A run of records:
--- start ---

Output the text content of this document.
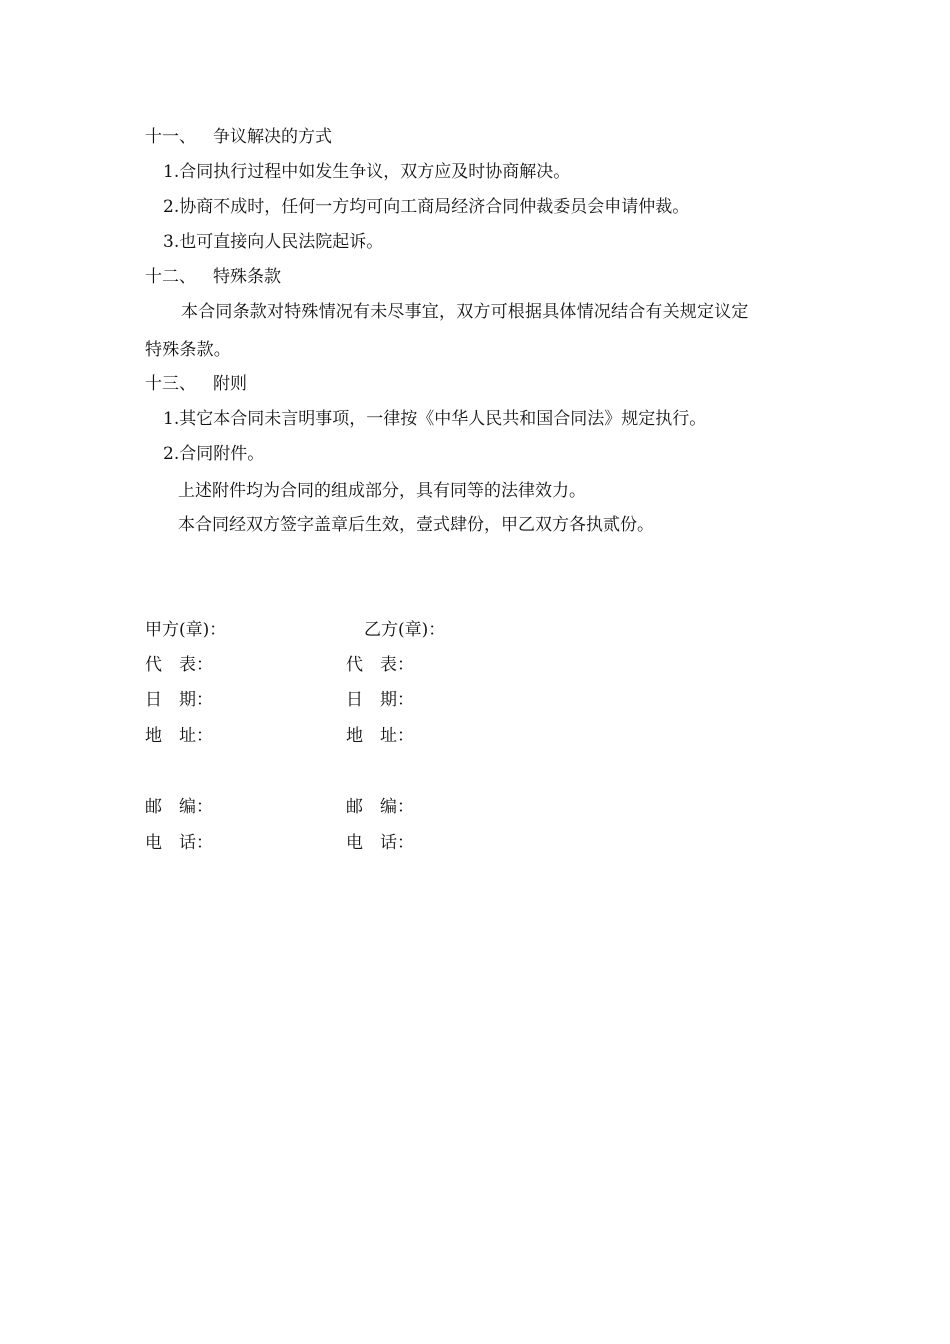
十一、 争议解决的方式
1.合同执行过程中如发生争议，双方应及时协商解决。
2.协商不成时，任何一方均可向工商局经济合同仲裁委员会申请仲裁。
3.也可直接向人民法院起诉。
十二、 特殊条款
本合同条款对特殊情况有未尽事宜，双方可根据具体情况结合有关规定议定
特殊条款。
十三、 附则
1.其它本合同未言明事项，一律按《中华人民共和国合同法》规定执行。
2.合同附件。
上述附件均为合同的组成部分，具有同等的法律效力。
本合同经双方签字盖章后生效，壹式肆份，甲乙双方各执贰份。
甲方(章)：
代　表：
日　期：
地　址：
邮　编：
电　话：
乙方(章)：
代　表：
日　期：
地　址：
邮　编：
电　话：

--- end ---

* Instruction:
Make an exact copy of the listing above. Do not include the pictures.

* Exercise result:
Output the text content of this document.
十一、 争议解决的方式
1.合同执行过程中如发生争议，双方应及时协商解决。
2.协商不成时，任何一方均可向工商局经济合同仲裁委员会申请仲裁。
3.也可直接向人民法院起诉。
十二、 特殊条款
本合同条款对特殊情况有未尽事宜，双方可根据具体情况结合有关规定议定
特殊条款。
十三、 附则
1.其它本合同未言明事项，一律按《中华人民共和国合同法》规定执行。
2.合同附件。
上述附件均为合同的组成部分，具有同等的法律效力。
本合同经双方签字盖章后生效，壹式肆份，甲乙双方各执贰份。
甲方(章)：
代　表：
日　期：
地　址：
邮　编：
电　话：
乙方(章)：
代　表：
日　期：
地　址：
邮　编：
电　话：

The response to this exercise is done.